■ **Your instructions**:
Set down the material below in full, matching it exactly.
Start Data extract
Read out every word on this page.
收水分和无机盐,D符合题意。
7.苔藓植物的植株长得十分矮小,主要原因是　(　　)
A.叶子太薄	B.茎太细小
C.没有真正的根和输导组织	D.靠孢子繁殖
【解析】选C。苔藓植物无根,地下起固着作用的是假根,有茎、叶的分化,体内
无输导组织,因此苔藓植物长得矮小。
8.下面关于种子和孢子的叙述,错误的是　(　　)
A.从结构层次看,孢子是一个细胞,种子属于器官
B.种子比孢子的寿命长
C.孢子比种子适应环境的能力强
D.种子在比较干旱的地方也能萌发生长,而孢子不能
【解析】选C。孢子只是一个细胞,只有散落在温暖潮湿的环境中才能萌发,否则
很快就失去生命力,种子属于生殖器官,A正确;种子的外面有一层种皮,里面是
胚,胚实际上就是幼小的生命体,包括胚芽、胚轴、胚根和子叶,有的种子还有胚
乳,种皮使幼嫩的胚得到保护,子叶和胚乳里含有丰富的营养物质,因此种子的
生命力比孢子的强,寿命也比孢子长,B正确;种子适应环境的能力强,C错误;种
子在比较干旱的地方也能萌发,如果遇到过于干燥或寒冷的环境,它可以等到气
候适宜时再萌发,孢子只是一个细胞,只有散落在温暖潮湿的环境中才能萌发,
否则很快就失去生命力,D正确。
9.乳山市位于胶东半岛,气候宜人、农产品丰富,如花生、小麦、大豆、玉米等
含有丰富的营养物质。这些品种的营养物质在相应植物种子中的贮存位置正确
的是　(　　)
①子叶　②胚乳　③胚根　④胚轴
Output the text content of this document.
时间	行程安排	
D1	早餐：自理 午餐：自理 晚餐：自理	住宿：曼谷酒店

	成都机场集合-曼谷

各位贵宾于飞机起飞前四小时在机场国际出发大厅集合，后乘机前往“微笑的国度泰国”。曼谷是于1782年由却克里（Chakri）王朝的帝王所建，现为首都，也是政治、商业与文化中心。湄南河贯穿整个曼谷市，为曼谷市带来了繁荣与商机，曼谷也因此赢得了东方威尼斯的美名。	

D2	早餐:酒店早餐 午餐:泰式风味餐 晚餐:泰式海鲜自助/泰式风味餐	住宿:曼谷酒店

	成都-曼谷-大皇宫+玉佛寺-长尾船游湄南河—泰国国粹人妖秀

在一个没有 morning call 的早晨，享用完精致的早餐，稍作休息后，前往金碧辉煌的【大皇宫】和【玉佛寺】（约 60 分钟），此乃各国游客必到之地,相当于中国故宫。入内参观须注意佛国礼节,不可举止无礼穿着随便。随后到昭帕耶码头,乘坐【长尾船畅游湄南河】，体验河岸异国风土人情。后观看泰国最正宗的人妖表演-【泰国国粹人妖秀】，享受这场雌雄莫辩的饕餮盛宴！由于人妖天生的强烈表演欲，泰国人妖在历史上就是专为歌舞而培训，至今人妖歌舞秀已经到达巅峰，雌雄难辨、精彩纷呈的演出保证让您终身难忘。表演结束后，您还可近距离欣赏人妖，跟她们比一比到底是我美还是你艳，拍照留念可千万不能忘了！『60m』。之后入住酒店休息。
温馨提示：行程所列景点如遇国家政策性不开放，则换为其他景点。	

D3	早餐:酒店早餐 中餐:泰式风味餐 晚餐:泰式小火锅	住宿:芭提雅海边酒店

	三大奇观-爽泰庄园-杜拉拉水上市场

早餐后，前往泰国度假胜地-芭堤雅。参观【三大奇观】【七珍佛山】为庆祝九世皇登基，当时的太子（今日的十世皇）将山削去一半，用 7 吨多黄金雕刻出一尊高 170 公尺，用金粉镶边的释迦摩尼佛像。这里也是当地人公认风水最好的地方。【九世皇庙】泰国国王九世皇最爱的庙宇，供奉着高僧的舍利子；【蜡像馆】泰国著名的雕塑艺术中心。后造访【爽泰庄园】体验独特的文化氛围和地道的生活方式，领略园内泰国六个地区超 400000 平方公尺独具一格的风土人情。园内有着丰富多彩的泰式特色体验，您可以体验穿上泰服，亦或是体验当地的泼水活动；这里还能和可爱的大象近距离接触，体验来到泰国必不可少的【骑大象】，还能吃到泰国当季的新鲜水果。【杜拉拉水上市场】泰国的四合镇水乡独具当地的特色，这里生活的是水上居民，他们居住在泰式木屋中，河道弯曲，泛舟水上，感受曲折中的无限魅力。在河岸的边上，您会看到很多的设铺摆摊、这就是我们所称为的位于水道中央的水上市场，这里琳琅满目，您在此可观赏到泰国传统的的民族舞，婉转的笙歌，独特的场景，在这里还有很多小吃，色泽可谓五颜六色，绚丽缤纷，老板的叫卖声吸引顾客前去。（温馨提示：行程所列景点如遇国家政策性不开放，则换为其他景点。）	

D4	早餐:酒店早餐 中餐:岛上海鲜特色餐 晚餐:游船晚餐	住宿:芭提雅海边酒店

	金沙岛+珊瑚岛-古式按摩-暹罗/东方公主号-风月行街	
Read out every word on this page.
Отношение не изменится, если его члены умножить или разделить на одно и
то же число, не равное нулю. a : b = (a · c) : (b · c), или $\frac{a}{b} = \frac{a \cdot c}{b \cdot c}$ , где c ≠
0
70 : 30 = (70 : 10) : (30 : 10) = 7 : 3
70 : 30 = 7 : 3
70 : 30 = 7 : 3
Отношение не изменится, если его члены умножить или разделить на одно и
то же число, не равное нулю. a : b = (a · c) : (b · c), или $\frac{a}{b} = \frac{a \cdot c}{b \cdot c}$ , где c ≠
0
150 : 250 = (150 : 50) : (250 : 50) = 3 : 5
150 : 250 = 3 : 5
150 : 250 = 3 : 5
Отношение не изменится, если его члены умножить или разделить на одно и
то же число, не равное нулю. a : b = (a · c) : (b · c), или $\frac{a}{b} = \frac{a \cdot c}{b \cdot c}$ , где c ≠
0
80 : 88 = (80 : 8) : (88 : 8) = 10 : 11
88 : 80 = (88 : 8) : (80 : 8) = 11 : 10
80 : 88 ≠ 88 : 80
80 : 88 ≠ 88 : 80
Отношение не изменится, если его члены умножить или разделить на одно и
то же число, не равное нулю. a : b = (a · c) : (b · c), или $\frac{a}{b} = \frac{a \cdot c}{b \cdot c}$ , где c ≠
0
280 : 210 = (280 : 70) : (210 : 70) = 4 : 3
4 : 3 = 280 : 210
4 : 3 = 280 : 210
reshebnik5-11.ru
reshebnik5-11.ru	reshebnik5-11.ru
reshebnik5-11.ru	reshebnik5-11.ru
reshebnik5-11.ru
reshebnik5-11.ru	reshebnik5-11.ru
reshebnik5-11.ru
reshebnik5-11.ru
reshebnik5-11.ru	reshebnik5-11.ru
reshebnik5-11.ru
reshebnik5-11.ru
End Data extract
■ **Output of the exercise**:
Read out every word on this page.
收水分和无机盐,D符合题意。
7.苔藓植物的植株长得十分矮小,主要原因是　(　　)
A.叶子太薄	B.茎太细小
C.没有真正的根和输导组织	D.靠孢子繁殖
【解析】选C。苔藓植物无根,地下起固着作用的是假根,有茎、叶的分化,体内
无输导组织,因此苔藓植物长得矮小。
8.下面关于种子和孢子的叙述,错误的是　(　　)
A.从结构层次看,孢子是一个细胞,种子属于器官
B.种子比孢子的寿命长
C.孢子比种子适应环境的能力强
D.种子在比较干旱的地方也能萌发生长,而孢子不能
【解析】选C。孢子只是一个细胞,只有散落在温暖潮湿的环境中才能萌发,否则
很快就失去生命力,种子属于生殖器官,A正确;种子的外面有一层种皮,里面是
胚,胚实际上就是幼小的生命体,包括胚芽、胚轴、胚根和子叶,有的种子还有胚
乳,种皮使幼嫩的胚得到保护,子叶和胚乳里含有丰富的营养物质,因此种子的
生命力比孢子的强,寿命也比孢子长,B正确;种子适应环境的能力强,C错误;种
子在比较干旱的地方也能萌发,如果遇到过于干燥或寒冷的环境,它可以等到气
候适宜时再萌发,孢子只是一个细胞,只有散落在温暖潮湿的环境中才能萌发,
否则很快就失去生命力,D正确。
9.乳山市位于胶东半岛,气候宜人、农产品丰富,如花生、小麦、大豆、玉米等
含有丰富的营养物质。这些品种的营养物质在相应植物种子中的贮存位置正确
的是　(　　)
①子叶　②胚乳　③胚根　④胚轴
Output the text content of this document.
时间	行程安排	
D1	早餐：自理 午餐：自理 晚餐：自理	住宿：曼谷酒店

	成都机场集合-曼谷

各位贵宾于飞机起飞前四小时在机场国际出发大厅集合，后乘机前往“微笑的国度泰国”。曼谷是于1782年由却克里（Chakri）王朝的帝王所建，现为首都，也是政治、商业与文化中心。湄南河贯穿整个曼谷市，为曼谷市带来了繁荣与商机，曼谷也因此赢得了东方威尼斯的美名。	

D2	早餐:酒店早餐 午餐:泰式风味餐 晚餐:泰式海鲜自助/泰式风味餐	住宿:曼谷酒店

	成都-曼谷-大皇宫+玉佛寺-长尾船游湄南河—泰国国粹人妖秀

在一个没有 morning call 的早晨，享用完精致的早餐，稍作休息后，前往金碧辉煌的【大皇宫】和【玉佛寺】（约 60 分钟），此乃各国游客必到之地,相当于中国故宫。入内参观须注意佛国礼节,不可举止无礼穿着随便。随后到昭帕耶码头,乘坐【长尾船畅游湄南河】，体验河岸异国风土人情。后观看泰国最正宗的人妖表演-【泰国国粹人妖秀】，享受这场雌雄莫辩的饕餮盛宴！由于人妖天生的强烈表演欲，泰国人妖在历史上就是专为歌舞而培训，至今人妖歌舞秀已经到达巅峰，雌雄难辨、精彩纷呈的演出保证让您终身难忘。表演结束后，您还可近距离欣赏人妖，跟她们比一比到底是我美还是你艳，拍照留念可千万不能忘了！『60m』。之后入住酒店休息。
温馨提示：行程所列景点如遇国家政策性不开放，则换为其他景点。	

D3	早餐:酒店早餐 中餐:泰式风味餐 晚餐:泰式小火锅	住宿:芭提雅海边酒店

	三大奇观-爽泰庄园-杜拉拉水上市场

早餐后，前往泰国度假胜地-芭堤雅。参观【三大奇观】【七珍佛山】为庆祝九世皇登基，当时的太子（今日的十世皇）将山削去一半，用 7 吨多黄金雕刻出一尊高 170 公尺，用金粉镶边的释迦摩尼佛像。这里也是当地人公认风水最好的地方。【九世皇庙】泰国国王九世皇最爱的庙宇，供奉着高僧的舍利子；【蜡像馆】泰国著名的雕塑艺术中心。后造访【爽泰庄园】体验独特的文化氛围和地道的生活方式，领略园内泰国六个地区超 400000 平方公尺独具一格的风土人情。园内有着丰富多彩的泰式特色体验，您可以体验穿上泰服，亦或是体验当地的泼水活动；这里还能和可爱的大象近距离接触，体验来到泰国必不可少的【骑大象】，还能吃到泰国当季的新鲜水果。【杜拉拉水上市场】泰国的四合镇水乡独具当地的特色，这里生活的是水上居民，他们居住在泰式木屋中，河道弯曲，泛舟水上，感受曲折中的无限魅力。在河岸的边上，您会看到很多的设铺摆摊、这就是我们所称为的位于水道中央的水上市场，这里琳琅满目，您在此可观赏到泰国传统的的民族舞，婉转的笙歌，独特的场景，在这里还有很多小吃，色泽可谓五颜六色，绚丽缤纷，老板的叫卖声吸引顾客前去。（温馨提示：行程所列景点如遇国家政策性不开放，则换为其他景点。）	

D4	早餐:酒店早餐 中餐:岛上海鲜特色餐 晚餐:游船晚餐	住宿:芭提雅海边酒店

	金沙岛+珊瑚岛-古式按摩-暹罗/东方公主号-风月行街	
Read out every word on this page.
Отношение не изменится, если его члены умножить или разделить на одно и
то же число, не равное нулю. a : b = (a · c) : (b · c), или $\frac{a}{b} = \frac{a \cdot c}{b \cdot c}$ , где c ≠
0
70 : 30 = (70 : 10) : (30 : 10) = 7 : 3
70 : 30 = 7 : 3
70 : 30 = 7 : 3
Отношение не изменится, если его члены умножить или разделить на одно и
то же число, не равное нулю. a : b = (a · c) : (b · c), или $\frac{a}{b} = \frac{a \cdot c}{b \cdot c}$ , где c ≠
0
150 : 250 = (150 : 50) : (250 : 50) = 3 : 5
150 : 250 = 3 : 5
150 : 250 = 3 : 5
Отношение не изменится, если его члены умножить или разделить на одно и
то же число, не равное нулю. a : b = (a · c) : (b · c), или $\frac{a}{b} = \frac{a \cdot c}{b \cdot c}$ , где c ≠
0
80 : 88 = (80 : 8) : (88 : 8) = 10 : 11
88 : 80 = (88 : 8) : (80 : 8) = 11 : 10
80 : 88 ≠ 88 : 80
80 : 88 ≠ 88 : 80
Отношение не изменится, если его члены умножить или разделить на одно и
то же число, не равное нулю. a : b = (a · c) : (b · c), или $\frac{a}{b} = \frac{a \cdot c}{b \cdot c}$ , где c ≠
0
280 : 210 = (280 : 70) : (210 : 70) = 4 : 3
4 : 3 = 280 : 210
4 : 3 = 280 : 210
reshebnik5-11.ru
reshebnik5-11.ru	reshebnik5-11.ru
reshebnik5-11.ru	reshebnik5-11.ru
reshebnik5-11.ru
reshebnik5-11.ru	reshebnik5-11.ru
reshebnik5-11.ru
reshebnik5-11.ru
reshebnik5-11.ru	reshebnik5-11.ru
reshebnik5-11.ru
reshebnik5-11.ru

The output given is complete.